Look through the records below, and copy out every line that holds the string "title".
— Start —
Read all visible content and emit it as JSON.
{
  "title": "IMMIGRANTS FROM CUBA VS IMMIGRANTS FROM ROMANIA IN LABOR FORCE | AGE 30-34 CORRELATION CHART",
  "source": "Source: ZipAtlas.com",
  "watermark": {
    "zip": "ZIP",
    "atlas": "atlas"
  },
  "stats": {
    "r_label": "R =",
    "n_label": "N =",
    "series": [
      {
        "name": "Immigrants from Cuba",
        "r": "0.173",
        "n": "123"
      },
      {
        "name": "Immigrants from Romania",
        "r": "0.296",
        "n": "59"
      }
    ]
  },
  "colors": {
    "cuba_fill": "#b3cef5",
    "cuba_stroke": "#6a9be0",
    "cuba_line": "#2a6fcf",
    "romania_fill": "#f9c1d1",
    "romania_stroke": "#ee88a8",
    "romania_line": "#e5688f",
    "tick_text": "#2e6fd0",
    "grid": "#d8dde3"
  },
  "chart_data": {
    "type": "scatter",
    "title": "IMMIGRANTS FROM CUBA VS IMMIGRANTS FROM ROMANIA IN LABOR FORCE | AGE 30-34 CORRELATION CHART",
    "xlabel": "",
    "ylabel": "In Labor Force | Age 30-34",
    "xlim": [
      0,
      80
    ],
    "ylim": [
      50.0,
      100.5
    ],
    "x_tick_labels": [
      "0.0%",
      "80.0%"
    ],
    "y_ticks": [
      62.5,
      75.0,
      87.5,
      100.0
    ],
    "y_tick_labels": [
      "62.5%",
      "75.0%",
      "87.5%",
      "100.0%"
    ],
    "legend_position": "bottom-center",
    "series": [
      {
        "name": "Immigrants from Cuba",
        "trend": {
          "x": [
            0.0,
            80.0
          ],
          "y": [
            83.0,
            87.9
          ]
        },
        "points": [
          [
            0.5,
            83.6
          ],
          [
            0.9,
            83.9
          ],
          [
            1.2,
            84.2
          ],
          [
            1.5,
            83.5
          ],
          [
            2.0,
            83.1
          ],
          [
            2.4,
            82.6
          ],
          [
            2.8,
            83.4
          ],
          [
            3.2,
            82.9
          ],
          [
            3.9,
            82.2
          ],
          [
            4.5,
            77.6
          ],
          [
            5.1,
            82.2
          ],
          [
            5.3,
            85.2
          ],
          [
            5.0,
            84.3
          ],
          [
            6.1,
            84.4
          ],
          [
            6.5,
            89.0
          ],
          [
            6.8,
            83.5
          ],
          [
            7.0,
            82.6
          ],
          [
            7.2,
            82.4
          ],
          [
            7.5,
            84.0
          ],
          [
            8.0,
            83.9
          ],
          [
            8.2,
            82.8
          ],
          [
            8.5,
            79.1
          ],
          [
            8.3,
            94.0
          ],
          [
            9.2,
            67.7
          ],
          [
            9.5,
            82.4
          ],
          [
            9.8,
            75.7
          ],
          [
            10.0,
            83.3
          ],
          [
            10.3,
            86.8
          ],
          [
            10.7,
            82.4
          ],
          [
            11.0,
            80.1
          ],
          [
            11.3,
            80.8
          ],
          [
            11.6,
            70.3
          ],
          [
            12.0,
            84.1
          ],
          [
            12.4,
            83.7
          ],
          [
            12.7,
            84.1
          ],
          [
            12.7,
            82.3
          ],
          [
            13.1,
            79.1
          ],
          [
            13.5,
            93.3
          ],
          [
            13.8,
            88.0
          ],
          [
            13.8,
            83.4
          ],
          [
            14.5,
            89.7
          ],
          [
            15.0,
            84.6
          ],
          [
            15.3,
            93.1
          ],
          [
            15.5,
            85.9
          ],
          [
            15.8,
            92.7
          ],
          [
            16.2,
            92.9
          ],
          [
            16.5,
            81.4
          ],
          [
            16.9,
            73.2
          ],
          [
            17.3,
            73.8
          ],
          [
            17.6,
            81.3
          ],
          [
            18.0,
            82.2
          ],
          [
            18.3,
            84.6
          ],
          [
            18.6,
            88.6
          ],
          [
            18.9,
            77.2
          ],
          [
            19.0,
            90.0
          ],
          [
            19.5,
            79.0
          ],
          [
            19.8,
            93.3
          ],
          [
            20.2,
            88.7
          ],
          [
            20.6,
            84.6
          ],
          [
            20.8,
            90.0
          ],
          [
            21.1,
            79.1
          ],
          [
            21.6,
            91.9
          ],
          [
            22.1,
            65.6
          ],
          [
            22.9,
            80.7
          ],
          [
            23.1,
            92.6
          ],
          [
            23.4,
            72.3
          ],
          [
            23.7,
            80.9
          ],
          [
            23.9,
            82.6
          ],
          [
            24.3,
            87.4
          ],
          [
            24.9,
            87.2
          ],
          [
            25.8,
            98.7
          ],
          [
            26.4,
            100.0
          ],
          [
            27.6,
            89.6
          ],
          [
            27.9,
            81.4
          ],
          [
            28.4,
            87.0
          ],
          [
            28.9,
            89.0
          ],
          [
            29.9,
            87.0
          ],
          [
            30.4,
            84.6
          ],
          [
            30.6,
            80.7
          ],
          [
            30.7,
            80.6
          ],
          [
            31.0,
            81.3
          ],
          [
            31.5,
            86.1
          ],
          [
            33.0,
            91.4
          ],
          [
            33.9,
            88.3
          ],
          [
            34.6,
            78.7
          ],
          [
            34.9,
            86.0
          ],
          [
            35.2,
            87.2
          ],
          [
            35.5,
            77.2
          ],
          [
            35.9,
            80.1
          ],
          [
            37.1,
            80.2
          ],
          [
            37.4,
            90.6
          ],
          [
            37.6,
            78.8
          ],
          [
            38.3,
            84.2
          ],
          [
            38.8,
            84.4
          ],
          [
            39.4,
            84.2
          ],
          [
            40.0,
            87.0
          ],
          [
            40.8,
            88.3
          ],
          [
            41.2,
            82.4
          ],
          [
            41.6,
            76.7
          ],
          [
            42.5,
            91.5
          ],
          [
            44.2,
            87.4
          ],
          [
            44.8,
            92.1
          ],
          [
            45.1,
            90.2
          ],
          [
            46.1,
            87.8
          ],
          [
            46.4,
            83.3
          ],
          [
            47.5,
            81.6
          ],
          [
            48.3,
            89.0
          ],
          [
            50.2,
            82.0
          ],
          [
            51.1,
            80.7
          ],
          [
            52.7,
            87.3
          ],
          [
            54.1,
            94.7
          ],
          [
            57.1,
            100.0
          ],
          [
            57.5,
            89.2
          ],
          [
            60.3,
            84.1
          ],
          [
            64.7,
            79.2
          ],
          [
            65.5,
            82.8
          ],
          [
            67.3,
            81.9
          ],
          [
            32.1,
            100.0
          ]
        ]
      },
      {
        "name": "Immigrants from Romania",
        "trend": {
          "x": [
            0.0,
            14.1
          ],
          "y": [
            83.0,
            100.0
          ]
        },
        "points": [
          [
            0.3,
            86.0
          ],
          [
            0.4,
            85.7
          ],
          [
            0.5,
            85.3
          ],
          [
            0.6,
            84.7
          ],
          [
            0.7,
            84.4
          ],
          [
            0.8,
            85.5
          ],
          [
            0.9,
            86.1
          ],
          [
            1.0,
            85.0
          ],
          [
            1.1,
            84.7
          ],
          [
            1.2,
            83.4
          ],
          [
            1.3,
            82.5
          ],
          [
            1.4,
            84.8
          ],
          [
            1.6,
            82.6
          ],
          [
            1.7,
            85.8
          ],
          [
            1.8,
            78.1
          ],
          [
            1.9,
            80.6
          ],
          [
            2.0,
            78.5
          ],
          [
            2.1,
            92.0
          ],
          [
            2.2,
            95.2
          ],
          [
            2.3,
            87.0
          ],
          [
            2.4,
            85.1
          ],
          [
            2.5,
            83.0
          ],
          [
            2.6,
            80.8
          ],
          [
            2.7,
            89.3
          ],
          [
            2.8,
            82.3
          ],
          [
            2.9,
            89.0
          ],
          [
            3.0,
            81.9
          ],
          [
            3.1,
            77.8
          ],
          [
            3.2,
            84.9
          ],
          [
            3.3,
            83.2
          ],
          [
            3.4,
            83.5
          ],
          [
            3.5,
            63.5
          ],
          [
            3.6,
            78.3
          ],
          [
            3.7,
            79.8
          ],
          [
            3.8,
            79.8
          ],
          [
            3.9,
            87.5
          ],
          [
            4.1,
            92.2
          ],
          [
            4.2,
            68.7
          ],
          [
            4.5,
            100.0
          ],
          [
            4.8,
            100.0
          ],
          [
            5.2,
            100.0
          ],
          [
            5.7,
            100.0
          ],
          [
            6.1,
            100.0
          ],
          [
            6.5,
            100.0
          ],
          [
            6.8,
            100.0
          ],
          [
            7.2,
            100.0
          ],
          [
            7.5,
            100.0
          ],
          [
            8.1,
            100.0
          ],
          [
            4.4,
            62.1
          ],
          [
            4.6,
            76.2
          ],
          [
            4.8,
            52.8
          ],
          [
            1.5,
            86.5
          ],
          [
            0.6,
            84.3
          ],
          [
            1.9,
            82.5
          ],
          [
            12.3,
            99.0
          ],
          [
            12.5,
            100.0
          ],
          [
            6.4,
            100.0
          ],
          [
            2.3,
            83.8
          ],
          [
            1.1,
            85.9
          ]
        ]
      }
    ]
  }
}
— End —
-- RESULT BELOW --
  "title": "IMMIGRANTS FROM CUBA VS IMMIGRANTS FROM ROMANIA IN LABOR FORCE | AGE 30-34 CORRELATION CHART",
    "title": "IMMIGRANTS FROM CUBA VS IMMIGRANTS FROM ROMANIA IN LABOR FORCE | AGE 30-34 CORRELATION CHART",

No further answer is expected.